◆ **DIRECTION**
Copy out, unchanged, the lines from the one containing "List UI elements" to the one containing "Text: S: S [146, 153, 154, 166]", including both of those lines. Return nothing else.

◆ **SUPPLIED DATA**
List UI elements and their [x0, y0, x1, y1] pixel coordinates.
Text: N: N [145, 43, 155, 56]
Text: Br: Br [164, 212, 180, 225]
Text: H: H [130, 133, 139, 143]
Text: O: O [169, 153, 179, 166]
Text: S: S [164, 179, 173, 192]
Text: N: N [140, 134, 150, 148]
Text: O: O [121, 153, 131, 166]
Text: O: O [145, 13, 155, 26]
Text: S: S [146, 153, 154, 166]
...
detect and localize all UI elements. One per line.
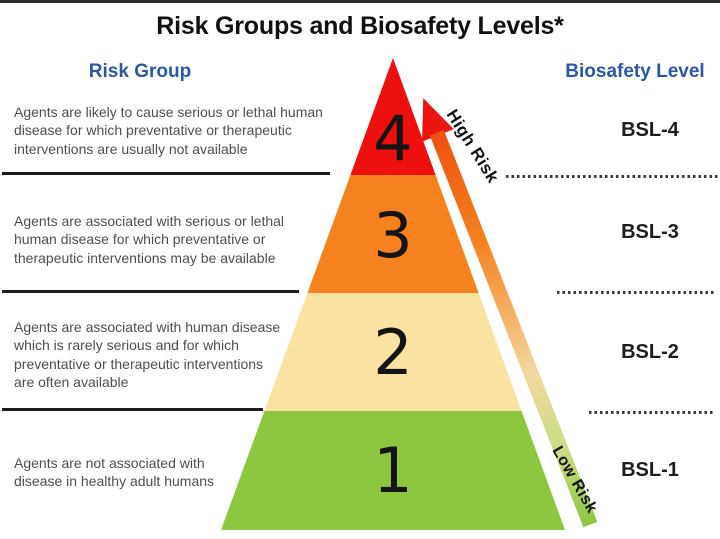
--
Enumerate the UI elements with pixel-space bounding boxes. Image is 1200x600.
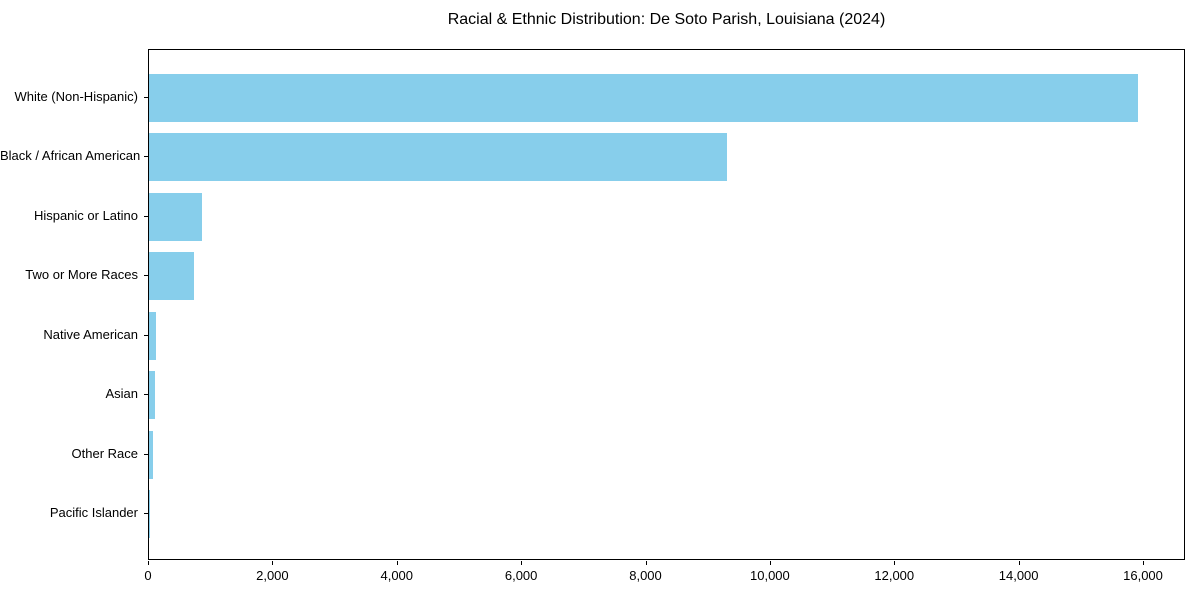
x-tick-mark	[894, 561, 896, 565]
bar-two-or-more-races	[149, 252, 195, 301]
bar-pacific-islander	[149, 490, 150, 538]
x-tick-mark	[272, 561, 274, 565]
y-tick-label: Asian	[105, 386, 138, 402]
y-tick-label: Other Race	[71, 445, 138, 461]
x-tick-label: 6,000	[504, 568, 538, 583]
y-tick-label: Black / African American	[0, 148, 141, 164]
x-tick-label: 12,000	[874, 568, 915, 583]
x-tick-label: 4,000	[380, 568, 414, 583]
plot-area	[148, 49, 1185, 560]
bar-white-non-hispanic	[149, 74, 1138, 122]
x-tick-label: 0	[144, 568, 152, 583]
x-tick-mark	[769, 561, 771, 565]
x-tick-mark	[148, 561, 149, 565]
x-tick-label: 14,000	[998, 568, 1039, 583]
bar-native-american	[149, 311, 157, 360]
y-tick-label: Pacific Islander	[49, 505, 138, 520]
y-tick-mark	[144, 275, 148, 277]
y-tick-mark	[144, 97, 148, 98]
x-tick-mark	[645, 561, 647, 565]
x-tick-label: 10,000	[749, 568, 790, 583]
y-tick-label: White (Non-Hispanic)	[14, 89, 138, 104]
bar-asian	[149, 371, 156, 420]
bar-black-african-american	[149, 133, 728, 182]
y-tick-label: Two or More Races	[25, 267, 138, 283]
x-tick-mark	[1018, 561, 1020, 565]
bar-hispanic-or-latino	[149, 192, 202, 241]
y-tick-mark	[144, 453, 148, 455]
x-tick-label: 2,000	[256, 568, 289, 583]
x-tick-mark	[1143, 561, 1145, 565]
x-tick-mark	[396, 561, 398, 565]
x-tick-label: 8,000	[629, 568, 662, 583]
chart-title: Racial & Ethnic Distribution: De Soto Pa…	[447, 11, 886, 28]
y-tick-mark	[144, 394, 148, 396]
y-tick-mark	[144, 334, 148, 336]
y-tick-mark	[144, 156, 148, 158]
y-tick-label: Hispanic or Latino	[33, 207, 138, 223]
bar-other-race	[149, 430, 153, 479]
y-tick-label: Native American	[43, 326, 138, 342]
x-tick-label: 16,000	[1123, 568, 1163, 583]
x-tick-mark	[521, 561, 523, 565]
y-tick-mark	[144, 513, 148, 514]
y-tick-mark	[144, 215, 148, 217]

◆ **TASK SOLUTION**
List UI elements and their [x0, y0, x1, y1] pixel coordinates.
Text: N: N [145, 43, 155, 56]
Text: Br: Br [164, 212, 180, 225]
Text: H: H [130, 133, 139, 143]
Text: O: O [169, 153, 179, 166]
Text: S: S [164, 179, 173, 192]
Text: N: N [140, 134, 150, 148]
Text: O: O [121, 153, 131, 166]
Text: O: O [145, 13, 155, 26]
Text: S: S [146, 153, 154, 166]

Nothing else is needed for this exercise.